> [Written instruction 1]:
Answer these questions about the forum thread on commutators, one answer per line, marked as the questions are:
(a) Which book and chapter does Ravi Mohan cite for a proof?
(b) Which term does Ravi Mohan say must be used instead of "Hermitian"?
(c) According to Fredrik, which subspace must be known to be 1-dimensional for the step to be valid?
> [Written instruction 2]:
Within the listing, take the lines between the one holding "List 15 of the" and the one holding "x-tick-label: 2013-02-28 [454,242,518,254]", inclusive. Reproduce only those lines with "bboxes" swapped for "bounding boxes" and everything else left unchanged.

Commutators, mutual eigenkets, and observables

[unscientific]

I have two quick questions:

1. Why if say [x,y] = 0, it implies that there is a mutual complete set of eigenkets?

where x and y can be anything, like momentum, position operators.


2. If an operator is not hermitian, why isn't it an observable? (More specifically, why isn't its eigenvalue an observable?)

 

[Ravi Mohan]

1. Why if say [x,y] = 0, it implies that there is a mutual complete set of eigenkets?

where x and y can be anything, like momentum, position operators.

You can find a proof in Modern Quantum Mechanics by J. J. Sakurai, Chapter 1, Compatible observables.

2. If an operator is not hermitian, why isn't it an observable? (More specifically, why isn't its eigenvalue an observable?)

The term "Self-adjoint" must be used instead of "Hermitian".
It is a postulate of Quantum Mechanics. Unless you find an experiment violating this postulate, you must consider it to be true.

There is a theorem (http://www.princeton.edu/~achaney/tmve/wiki100k/docs/Spectral_theorem.html) which says that the eigen-values of self-adjoint operators are all real (which is required for an observable outcome). Also, their eigenvectors form a complete set.

 

[ChrisVer]

a fast way (you may find also the answer in simultaneously diagonalization):
[x,y] |a> = xy |a> - yx|a> =0
I used the fact that they commute. So
xy|a>=yx|a>
Suppose now that |a> is an eigenstate of y... then you have:
A_{y} x|a> = yx|a>
so what we get?
y (x|a>)= A_{y} (x|a>)
so x|a> is eigenstate of y, with eigenvalue the same as |a>
So we know that
x|a> \propto |a>
So |a> must also be eigenstate of x...


As for your other question, hermitian operators ensure that you'll find real eigenvalues... In physics we are not used in observing i-s

 

[unscientific]

So we know that
x|a> \propto |a>
So |a> must also be eigenstate of x...As for your other question, hermitian operators ensure that you'll find real eigenvalues... In physics we are not used in observing i-s

I don't see how you can say $x|a> \propto |a>$ ??

 

[ChrisVer]

Because y|a>=A_{y}|a>

 

[Fredrik]

I don't see how you can say $x|a> \propto |a>$ ??

This step is valid if the subspace that consists of all eigenvectors of y with eigenvalue $A_y$ is known to be 1-dimensional. This isn't true for an arbitrary y.

> [Items]:
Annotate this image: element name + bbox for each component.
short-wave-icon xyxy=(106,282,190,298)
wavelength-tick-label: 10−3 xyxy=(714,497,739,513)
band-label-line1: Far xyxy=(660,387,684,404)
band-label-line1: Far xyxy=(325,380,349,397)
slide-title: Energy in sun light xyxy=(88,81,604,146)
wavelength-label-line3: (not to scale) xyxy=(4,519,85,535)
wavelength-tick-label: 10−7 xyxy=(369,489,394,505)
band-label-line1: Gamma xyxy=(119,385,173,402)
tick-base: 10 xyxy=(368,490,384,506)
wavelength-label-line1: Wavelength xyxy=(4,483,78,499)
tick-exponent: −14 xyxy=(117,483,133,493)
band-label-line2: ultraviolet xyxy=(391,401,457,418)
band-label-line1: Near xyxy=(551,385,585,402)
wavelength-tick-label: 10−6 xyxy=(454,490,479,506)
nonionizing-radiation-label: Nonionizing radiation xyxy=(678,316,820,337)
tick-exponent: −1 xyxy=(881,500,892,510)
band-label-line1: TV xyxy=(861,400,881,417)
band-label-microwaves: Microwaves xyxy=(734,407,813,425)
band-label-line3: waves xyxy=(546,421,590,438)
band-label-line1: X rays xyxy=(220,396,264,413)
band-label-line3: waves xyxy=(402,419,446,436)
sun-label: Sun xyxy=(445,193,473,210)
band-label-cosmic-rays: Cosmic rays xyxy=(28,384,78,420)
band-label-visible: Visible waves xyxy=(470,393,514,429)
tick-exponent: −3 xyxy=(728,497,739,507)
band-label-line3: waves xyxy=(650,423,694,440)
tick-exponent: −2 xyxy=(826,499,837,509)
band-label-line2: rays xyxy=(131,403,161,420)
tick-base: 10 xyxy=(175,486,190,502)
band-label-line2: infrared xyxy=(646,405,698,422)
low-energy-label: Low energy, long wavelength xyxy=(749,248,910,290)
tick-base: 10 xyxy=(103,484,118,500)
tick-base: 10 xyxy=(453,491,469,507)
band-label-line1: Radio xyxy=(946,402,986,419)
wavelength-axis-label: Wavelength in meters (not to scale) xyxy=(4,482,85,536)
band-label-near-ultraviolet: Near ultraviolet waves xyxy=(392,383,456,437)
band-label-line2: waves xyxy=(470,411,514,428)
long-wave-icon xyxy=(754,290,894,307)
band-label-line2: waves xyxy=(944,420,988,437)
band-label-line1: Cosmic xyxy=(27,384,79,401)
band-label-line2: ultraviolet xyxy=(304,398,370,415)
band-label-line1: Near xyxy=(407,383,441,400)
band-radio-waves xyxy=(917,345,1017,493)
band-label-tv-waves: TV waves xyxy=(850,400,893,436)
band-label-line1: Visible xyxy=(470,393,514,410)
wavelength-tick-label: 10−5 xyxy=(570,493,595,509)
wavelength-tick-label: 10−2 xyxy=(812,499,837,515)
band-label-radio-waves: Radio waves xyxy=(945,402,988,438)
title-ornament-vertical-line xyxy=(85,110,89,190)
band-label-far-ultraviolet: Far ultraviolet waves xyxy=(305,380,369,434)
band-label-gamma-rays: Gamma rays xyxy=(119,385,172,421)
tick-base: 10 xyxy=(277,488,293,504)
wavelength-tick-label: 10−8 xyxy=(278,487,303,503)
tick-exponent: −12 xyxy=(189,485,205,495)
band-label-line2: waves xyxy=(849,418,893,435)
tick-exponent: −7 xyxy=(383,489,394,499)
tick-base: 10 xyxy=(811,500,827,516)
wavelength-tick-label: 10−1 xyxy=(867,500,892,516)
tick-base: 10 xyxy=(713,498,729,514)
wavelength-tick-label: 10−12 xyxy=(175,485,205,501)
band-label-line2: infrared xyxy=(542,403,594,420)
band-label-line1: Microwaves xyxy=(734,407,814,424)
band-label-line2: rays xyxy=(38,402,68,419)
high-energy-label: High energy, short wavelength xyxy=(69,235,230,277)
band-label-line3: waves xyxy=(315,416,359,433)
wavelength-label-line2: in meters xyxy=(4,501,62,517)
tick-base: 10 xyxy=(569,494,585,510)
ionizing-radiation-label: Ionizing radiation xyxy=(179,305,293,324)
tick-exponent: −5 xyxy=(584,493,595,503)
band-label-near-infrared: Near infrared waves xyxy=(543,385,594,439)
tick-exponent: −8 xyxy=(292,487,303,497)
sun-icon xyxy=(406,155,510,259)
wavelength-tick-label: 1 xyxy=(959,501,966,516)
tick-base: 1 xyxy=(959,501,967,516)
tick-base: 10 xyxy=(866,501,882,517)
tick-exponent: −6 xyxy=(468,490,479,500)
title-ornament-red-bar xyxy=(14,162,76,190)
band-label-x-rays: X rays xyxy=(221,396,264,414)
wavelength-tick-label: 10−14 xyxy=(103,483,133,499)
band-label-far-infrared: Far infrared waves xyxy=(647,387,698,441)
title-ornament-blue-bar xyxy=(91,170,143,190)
==
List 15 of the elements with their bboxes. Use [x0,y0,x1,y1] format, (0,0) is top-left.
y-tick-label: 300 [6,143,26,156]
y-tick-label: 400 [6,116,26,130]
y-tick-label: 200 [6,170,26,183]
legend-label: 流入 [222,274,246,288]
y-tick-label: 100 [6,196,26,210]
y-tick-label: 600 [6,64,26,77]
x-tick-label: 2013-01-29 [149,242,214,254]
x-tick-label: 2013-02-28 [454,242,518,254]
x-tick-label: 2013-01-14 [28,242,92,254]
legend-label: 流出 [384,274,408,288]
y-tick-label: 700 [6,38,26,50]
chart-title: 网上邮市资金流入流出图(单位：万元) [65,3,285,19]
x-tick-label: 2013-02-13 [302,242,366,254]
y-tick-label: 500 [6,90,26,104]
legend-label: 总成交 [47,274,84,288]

> [Complete answer 1]:
(a) Modern Quantum Mechanics by J. J. Sakurai, Chapter 1, Compatible observables.
(b) "Self-adjoint".
(c) The subspace that consists of all eigenvectors of y with eigenvalue $A_y$.

> [Complete answer 2]:
List 15 of the elements with their bounding boxes. Use [x0,y0,x1,y1] format, (0,0) is top-left.
y-tick-label: 300 [6,143,26,156]
y-tick-label: 400 [6,116,26,130]
y-tick-label: 200 [6,170,26,183]
legend-label: 流入 [222,274,246,288]
y-tick-label: 100 [6,196,26,210]
y-tick-label: 600 [6,64,26,77]
x-tick-label: 2013-01-29 [149,242,214,254]
x-tick-label: 2013-02-28 [454,242,518,254]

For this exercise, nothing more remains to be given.